** begin **

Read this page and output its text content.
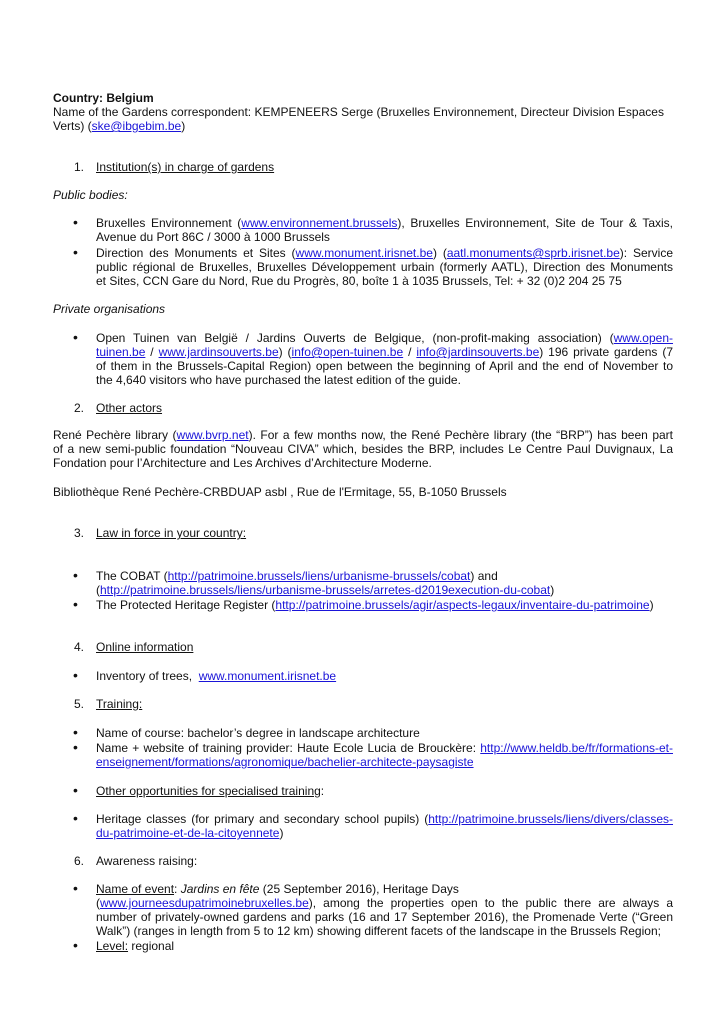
Country: Belgium
Name of the Gardens correspondent: KEMPENEERS Serge (Bruxelles Environnement, Directeur Division Espaces
Verts) (ske@ibgebim.be)
1. Institution(s) in charge of gardens
Public bodies:
• Bruxelles Environnement (www.environnement.brussels), Bruxelles Environnement, Site de Tour & Taxis,
Avenue du Port 86C / 3000 à 1000 Brussels
• Direction des Monuments et Sites (www.monument.irisnet.be) (aatl.monuments@sprb.irisnet.be): Service
public régional de Bruxelles, Bruxelles Développement urbain (formerly AATL), Direction des Monuments
et Sites, CCN Gare du Nord, Rue du Progrès, 80, boîte 1 à 1035 Brussels, Tel: + 32 (0)2 204 25 75
Private organisations
• Open Tuinen van België / Jardins Ouverts de Belgique, (non-profit-making association) (www.open-
tuinen.be / www.jardinsouverts.be) (info@open-tuinen.be / info@jardinsouverts.be) 196 private gardens (7
of them in the Brussels-Capital Region) open between the beginning of April and the end of November to
the 4,640 visitors who have purchased the latest edition of the guide.
2. Other actors
René Pechère library (www.bvrp.net). For a few months now, the René Pechère library (the “BRP”) has been part
of a new semi-public foundation “Nouveau CIVA” which, besides the BRP, includes Le Centre Paul Duvignaux, La
Fondation pour l’Architecture and Les Archives d’Architecture Moderne.
Bibliothèque René Pechère-CRBDUAP asbl , Rue de l'Ermitage, 55, B-1050 Brussels
3. Law in force in your country:
• The COBAT (http://patrimoine.brussels/liens/urbanisme-brussels/cobat) and
(http://patrimoine.brussels/liens/urbanisme-brussels/arretes-d2019execution-du-cobat)
• The Protected Heritage Register (http://patrimoine.brussels/agir/aspects-legaux/inventaire-du-patrimoine)
4. Online information
• Inventory of trees,  www.monument.irisnet.be
5. Training:
• Name of course: bachelor’s degree in landscape architecture
• Name + website of training provider: Haute Ecole Lucia de Brouckère: http://www.heldb.be/fr/formations-et-
enseignement/formations/agronomique/bachelier-architecte-paysagiste
• Other opportunities for specialised training:
• Heritage classes (for primary and secondary school pupils) (http://patrimoine.brussels/liens/divers/classes-
du-patrimoine-et-de-la-citoyennete)
6. Awareness raising:
• Name of event: Jardins en fête (25 September 2016), Heritage Days
(www.journeesdupatrimoinebruxelles.be), among the properties open to the public there are always a
number of privately-owned gardens and parks (16 and 17 September 2016), the Promenade Verte (“Green
Walk”) (ranges in length from 5 to 12 km) showing different facets of the landscape in the Brussels Region;
• Level: regional
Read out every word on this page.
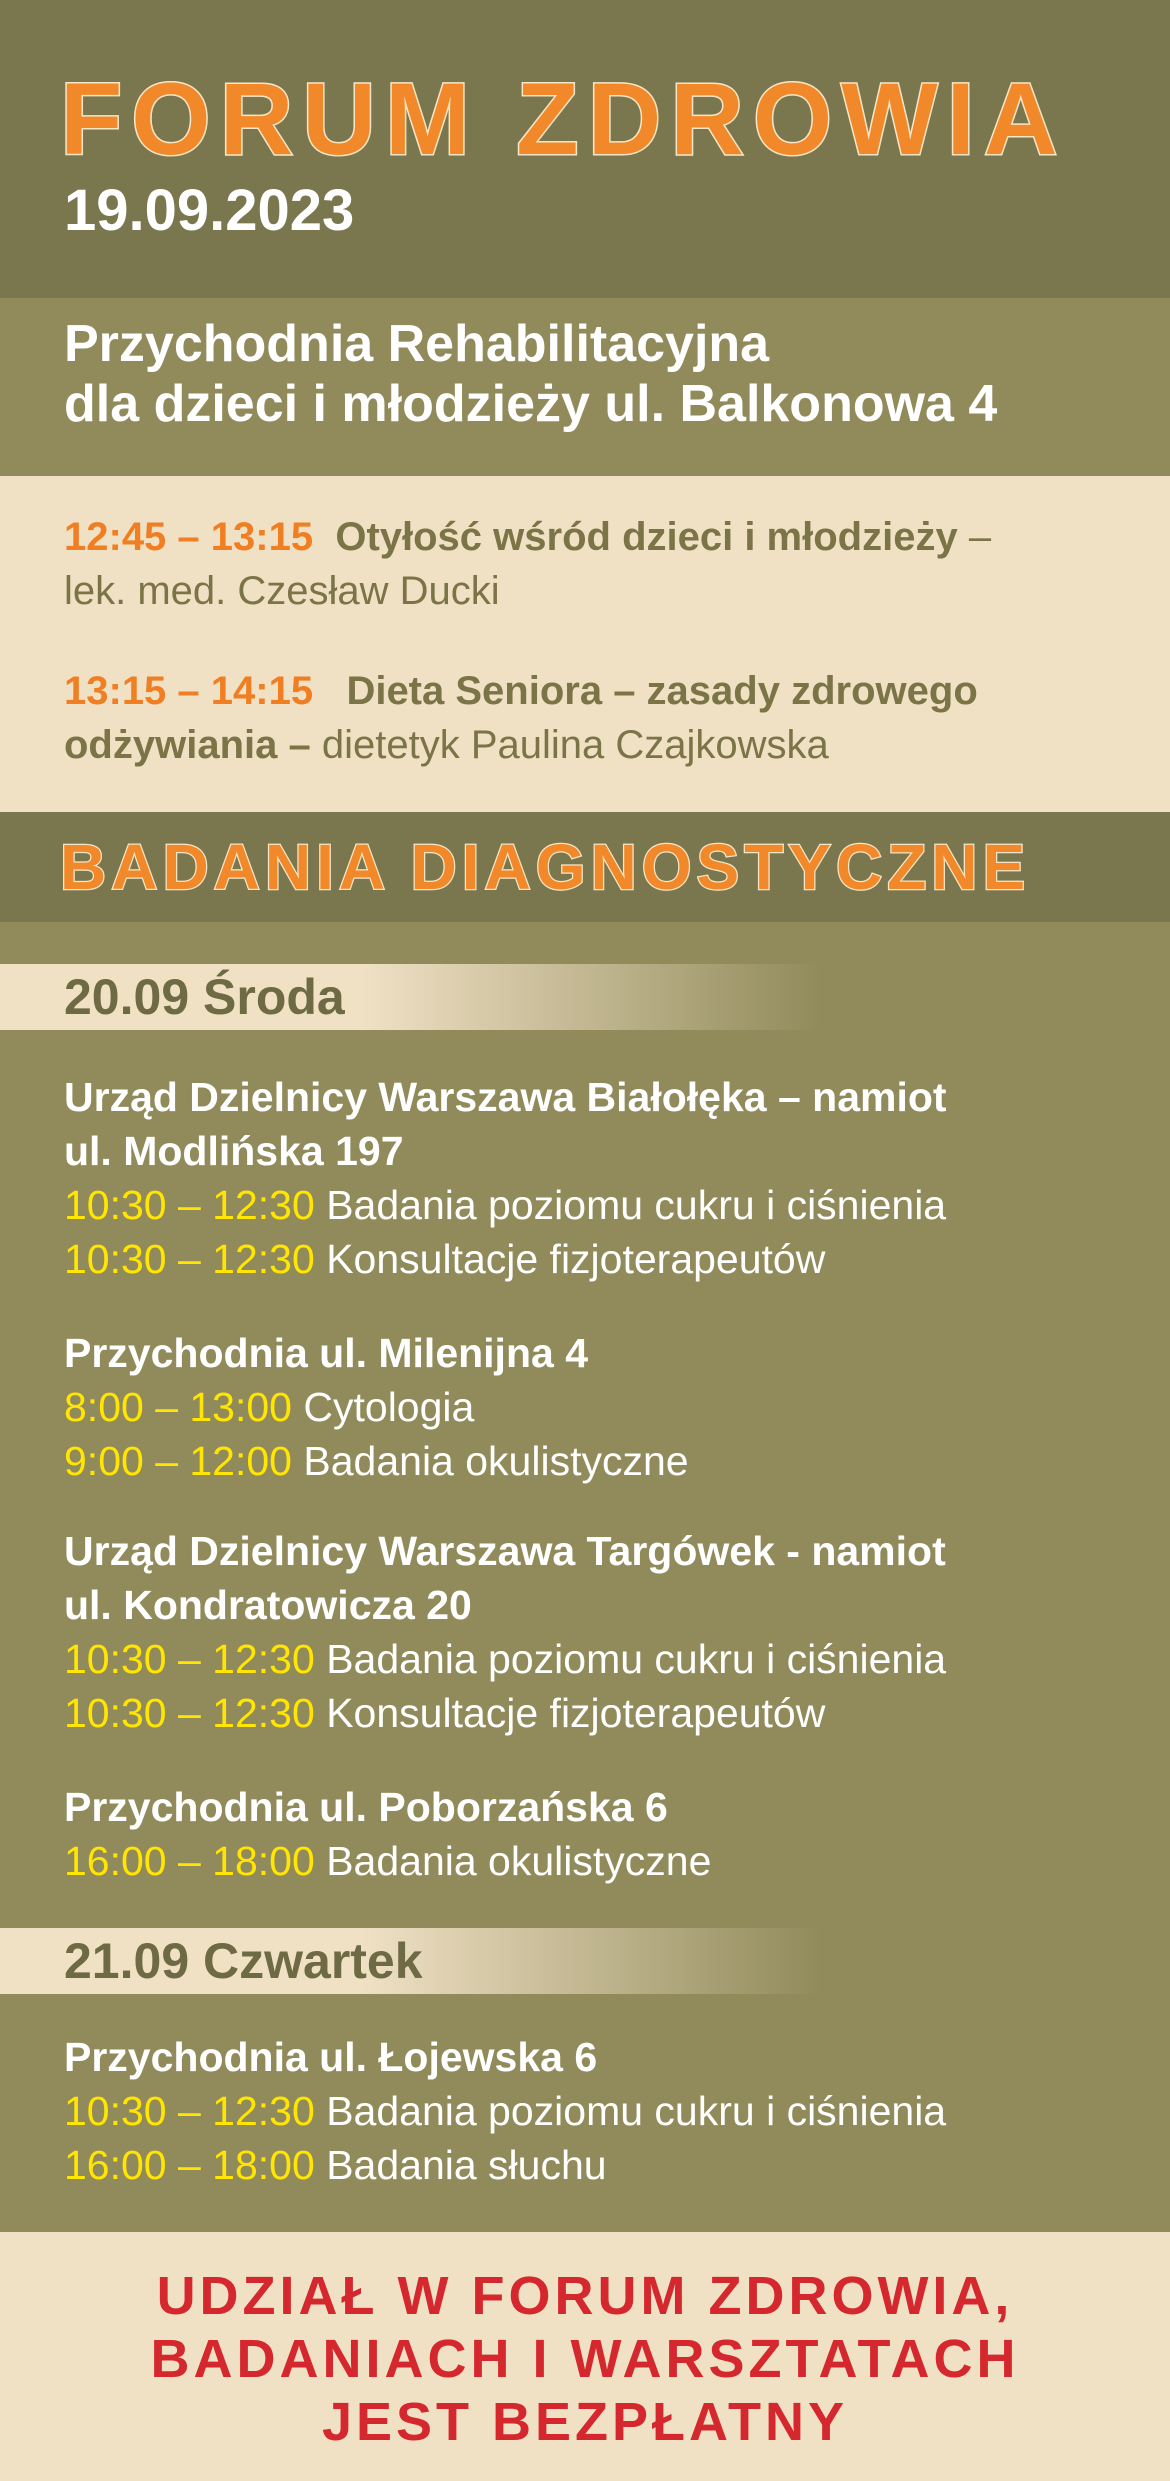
FORUM ZDROWIA
19.09.2023
Przychodnia Rehabilitacyjna
dla dzieci i młodzieży ul. Balkonowa 4
12:45 – 13:15 Otyłość wśród dzieci i młodzieży –
lek. med. Czesław Ducki
13:15 – 14:15 Dieta Seniora – zasady zdrowego
odżywiania – dietetyk Paulina Czajkowska
BADANIA DIAGNOSTYCZNE
20.09 Środa
Urząd Dzielnicy Warszawa Białołęka – namiot
ul. Modlińska 197
10:30 – 12:30 Badania poziomu cukru i ciśnienia
10:30 – 12:30 Konsultacje fizjoterapeutów
Przychodnia ul. Milenijna 4
8:00 – 13:00 Cytologia
9:00 – 12:00 Badania okulistyczne
Urząd Dzielnicy Warszawa Targówek - namiot
ul. Kondratowicza 20
10:30 – 12:30 Badania poziomu cukru i ciśnienia
10:30 – 12:30 Konsultacje fizjoterapeutów
Przychodnia ul. Poborzańska 6
16:00 – 18:00 Badania okulistyczne
21.09 Czwartek
Przychodnia ul. Łojewska 6
10:30 – 12:30 Badania poziomu cukru i ciśnienia
16:00 – 18:00 Badania słuchu
UDZIAŁ W FORUM ZDROWIA,
BADANIACH I WARSZTATACH
JEST BEZPŁATNY
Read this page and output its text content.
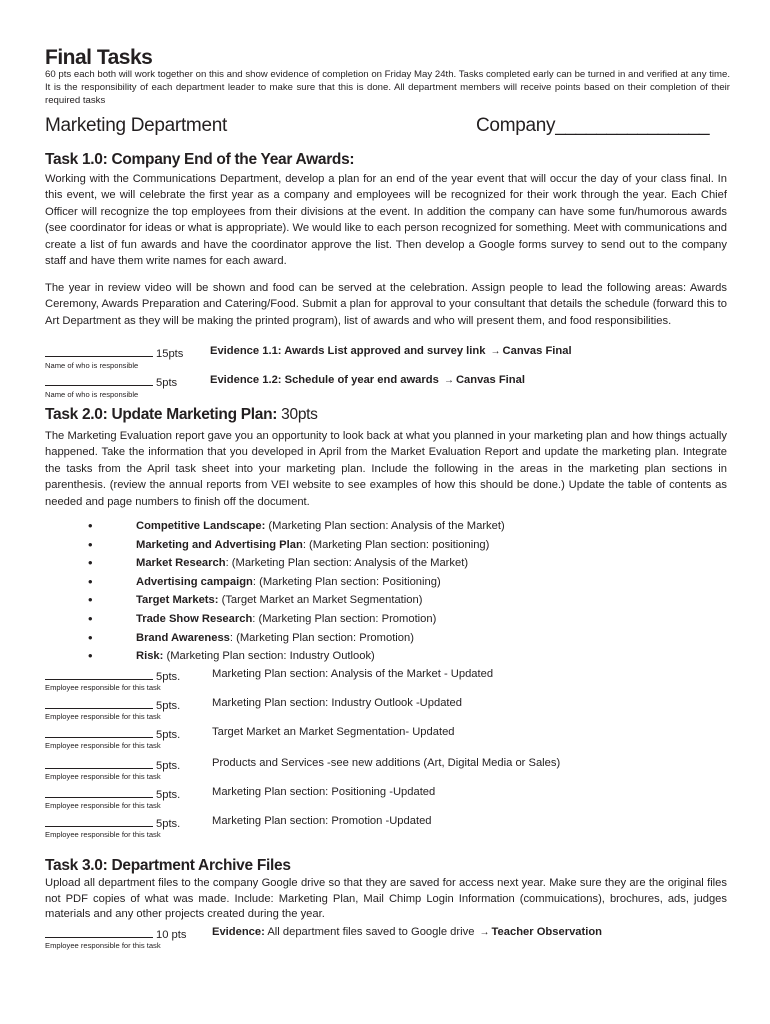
Final Tasks
60 pts each both will work together on this and show evidence of completion on Friday May 24th. Tasks completed early can be turned in and verified at any time. It is the responsibility of each department leader to make sure that this is done. All department members will receive points based on their completion of their required tasks
Marketing Department	Company_______________
Task 1.0: Company End of the Year Awards:
Working with the Communications Department, develop a plan for an end of the year event that will occur the day of your class final. In this event, we will celebrate the first year as a company and employees will be recognized for their work through the year. Each Chief Officer will recognize the top employees from their divisions at the event. In addition the company can have some fun/humorous awards (see coordinator for ideas or what is appropriate). We would like to each person recognized for something. Meet with communications and create a list of fun awards and have the coordinator approve the list. Then develop a Google forms survey to send out to the company staff and have them write names for each award.
The year in review video will be shown and food can be served at the celebration. Assign people to lead the following areas: Awards Ceremony, Awards Preparation and Catering/Food. Submit a plan for approval to your consultant that details the schedule (forward this to Art Department as they will be making the printed program), list of awards and who will present them, and food responsibilities.
15pts Evidence 1.1: Awards List approved and survey link → Canvas Final
Name of who is responsible
5pts	Evidence 1.2: Schedule of year end awards → Canvas Final
Name of who is responsible
Task 2.0: Update Marketing Plan: 30pts
The Marketing Evaluation report gave you an opportunity to look back at what you planned in your marketing plan and how things actually happened. Take the information that you developed in April from the Market Evaluation Report and update the marketing plan. Integrate the tasks from the April task sheet into your marketing plan. Include the following in the areas in the marketing plan sections in parenthesis. (review the annual reports from VEI website to see examples of how this should be done.) Update the table of contents as needed and page numbers to finish off the document.
•	Competitive Landscape: (Marketing Plan section: Analysis of the Market)
•	Marketing and Advertising Plan: (Marketing Plan section: positioning)
•	Market Research: (Marketing Plan section: Analysis of the Market)
•	Advertising campaign: (Marketing Plan section: Positioning)
•	Target Markets: (Target Market an Market Segmentation)
•	Trade Show Research: (Marketing Plan section: Promotion)
•	Brand Awareness: (Marketing Plan section: Promotion)
•	Risk: (Marketing Plan section: Industry Outlook)
5pts.	Marketing Plan section: Analysis of the Market - Updated
Employee responsible for this task
5pts.	Marketing Plan section: Industry Outlook -Updated
Employee responsible for this task
5pts.	Target Market an Market Segmentation- Updated
Employee responsible for this task
5pts.	Products and Services -see new additions (Art, Digital Media or Sales)
Employee responsible for this task
5pts.	Marketing Plan section: Positioning -Updated
Employee responsible for this task
5pts.	Marketing Plan section: Promotion -Updated
Employee responsible for this task
Task 3.0: Department Archive Files
Upload all department files to the company Google drive so that they are saved for access next year. Make sure they are the original files not PDF copies of what was made. Include: Marketing Plan, Mail Chimp Login Information (commuications), brochures, ads, judges materials and any other projects created during the year.
10 pts Evidence: All department files saved to Google drive → Teacher Observation
Employee responsible for this task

** end **

** The task **
What is the number of lines above that hold the string "liens"? Answer with that number alone.

** Result of the exercise **
3